*Given problem*. Type out every line below exactly as it reads.

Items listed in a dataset
********************

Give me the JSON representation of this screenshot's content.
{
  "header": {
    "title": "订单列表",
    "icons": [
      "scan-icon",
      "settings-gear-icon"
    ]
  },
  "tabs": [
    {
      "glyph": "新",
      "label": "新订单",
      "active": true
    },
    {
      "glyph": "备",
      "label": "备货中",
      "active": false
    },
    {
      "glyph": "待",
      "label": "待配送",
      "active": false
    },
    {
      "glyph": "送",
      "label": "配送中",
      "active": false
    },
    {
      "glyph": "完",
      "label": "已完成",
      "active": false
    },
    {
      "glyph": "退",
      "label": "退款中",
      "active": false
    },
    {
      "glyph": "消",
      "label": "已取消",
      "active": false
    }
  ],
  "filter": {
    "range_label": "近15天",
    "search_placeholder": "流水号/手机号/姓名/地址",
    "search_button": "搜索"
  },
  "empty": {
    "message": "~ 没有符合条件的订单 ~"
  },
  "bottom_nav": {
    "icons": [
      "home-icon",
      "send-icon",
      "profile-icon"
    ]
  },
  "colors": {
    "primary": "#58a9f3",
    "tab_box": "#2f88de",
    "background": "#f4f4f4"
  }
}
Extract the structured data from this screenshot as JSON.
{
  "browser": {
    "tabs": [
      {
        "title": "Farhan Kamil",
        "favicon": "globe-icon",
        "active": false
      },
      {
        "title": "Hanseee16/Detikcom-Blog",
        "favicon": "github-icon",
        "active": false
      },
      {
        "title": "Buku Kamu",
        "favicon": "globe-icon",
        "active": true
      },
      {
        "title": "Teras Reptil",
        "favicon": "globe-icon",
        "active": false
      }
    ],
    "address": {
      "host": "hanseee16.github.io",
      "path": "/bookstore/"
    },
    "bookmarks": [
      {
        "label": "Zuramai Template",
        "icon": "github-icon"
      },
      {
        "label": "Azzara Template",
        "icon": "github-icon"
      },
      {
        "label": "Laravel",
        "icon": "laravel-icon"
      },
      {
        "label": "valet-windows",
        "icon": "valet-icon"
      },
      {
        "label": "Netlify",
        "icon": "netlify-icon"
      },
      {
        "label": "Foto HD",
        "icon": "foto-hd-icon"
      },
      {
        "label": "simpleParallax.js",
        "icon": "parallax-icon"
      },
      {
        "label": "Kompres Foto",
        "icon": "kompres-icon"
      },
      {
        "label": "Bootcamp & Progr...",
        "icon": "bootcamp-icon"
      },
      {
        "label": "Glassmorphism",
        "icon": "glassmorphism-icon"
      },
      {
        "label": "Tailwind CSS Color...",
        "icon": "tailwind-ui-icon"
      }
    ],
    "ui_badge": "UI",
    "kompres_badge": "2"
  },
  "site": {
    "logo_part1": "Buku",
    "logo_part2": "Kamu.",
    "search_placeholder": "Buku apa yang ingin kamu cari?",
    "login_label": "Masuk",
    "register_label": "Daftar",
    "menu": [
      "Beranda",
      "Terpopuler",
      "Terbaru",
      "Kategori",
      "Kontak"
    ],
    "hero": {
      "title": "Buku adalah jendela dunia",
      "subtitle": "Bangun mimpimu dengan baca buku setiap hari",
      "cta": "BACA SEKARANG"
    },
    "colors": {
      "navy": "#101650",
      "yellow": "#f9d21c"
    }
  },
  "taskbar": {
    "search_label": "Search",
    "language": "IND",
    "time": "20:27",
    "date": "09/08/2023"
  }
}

********************

*Answer in full*.
Give me the JSON representation of this screenshot's content.
{
  "header": {
    "title": "订单列表",
    "icons": [
      "scan-icon",
      "settings-gear-icon"
    ]
  },
  "tabs": [
    {
      "glyph": "新",
      "label": "新订单",
      "active": true
    },
    {
      "glyph": "备",
      "label": "备货中",
      "active": false
    },
    {
      "glyph": "待",
      "label": "待配送",
      "active": false
    },
    {
      "glyph": "送",
      "label": "配送中",
      "active": false
    },
    {
      "glyph": "完",
      "label": "已完成",
      "active": false
    },
    {
      "glyph": "退",
      "label": "退款中",
      "active": false
    },
    {
      "glyph": "消",
      "label": "已取消",
      "active": false
    }
  ],
  "filter": {
    "range_label": "近15天",
    "search_placeholder": "流水号/手机号/姓名/地址",
    "search_button": "搜索"
  },
  "empty": {
    "message": "~ 没有符合条件的订单 ~"
  },
  "bottom_nav": {
    "icons": [
      "home-icon",
      "send-icon",
      "profile-icon"
    ]
  },
  "colors": {
    "primary": "#58a9f3",
    "tab_box": "#2f88de",
    "background": "#f4f4f4"
  }
}
Extract the structured data from this screenshot as JSON.
{
  "browser": {
    "tabs": [
      {
        "title": "Farhan Kamil",
        "favicon": "globe-icon",
        "active": false
      },
      {
        "title": "Hanseee16/Detikcom-Blog",
        "favicon": "github-icon",
        "active": false
      },
      {
        "title": "Buku Kamu",
        "favicon": "globe-icon",
        "active": true
      },
      {
        "title": "Teras Reptil",
        "favicon": "globe-icon",
        "active": false
      }
    ],
    "address": {
      "host": "hanseee16.github.io",
      "path": "/bookstore/"
    },
    "bookmarks": [
      {
        "label": "Zuramai Template",
        "icon": "github-icon"
      },
      {
        "label": "Azzara Template",
        "icon": "github-icon"
      },
      {
        "label": "Laravel",
        "icon": "laravel-icon"
      },
      {
        "label": "valet-windows",
        "icon": "valet-icon"
      },
      {
        "label": "Netlify",
        "icon": "netlify-icon"
      },
      {
        "label": "Foto HD",
        "icon": "foto-hd-icon"
      },
      {
        "label": "simpleParallax.js",
        "icon": "parallax-icon"
      },
      {
        "label": "Kompres Foto",
        "icon": "kompres-icon"
      },
      {
        "label": "Bootcamp & Progr...",
        "icon": "bootcamp-icon"
      },
      {
        "label": "Glassmorphism",
        "icon": "glassmorphism-icon"
      },
      {
        "label": "Tailwind CSS Color...",
        "icon": "tailwind-ui-icon"
      }
    ],
    "ui_badge": "UI",
    "kompres_badge": "2"
  },
  "site": {
    "logo_part1": "Buku",
    "logo_part2": "Kamu.",
    "search_placeholder": "Buku apa yang ingin kamu cari?",
    "login_label": "Masuk",
    "register_label": "Daftar",
    "menu": [
      "Beranda",
      "Terpopuler",
      "Terbaru",
      "Kategori",
      "Kontak"
    ],
    "hero": {
      "title": "Buku adalah jendela dunia",
      "subtitle": "Bangun mimpimu dengan baca buku setiap hari",
      "cta": "BACA SEKARANG"
    },
    "colors": {
      "navy": "#101650",
      "yellow": "#f9d21c"
    }
  },
  "taskbar": {
    "search_label": "Search",
    "language": "IND",
    "time": "20:27",
    "date": "09/08/2023"
  }
}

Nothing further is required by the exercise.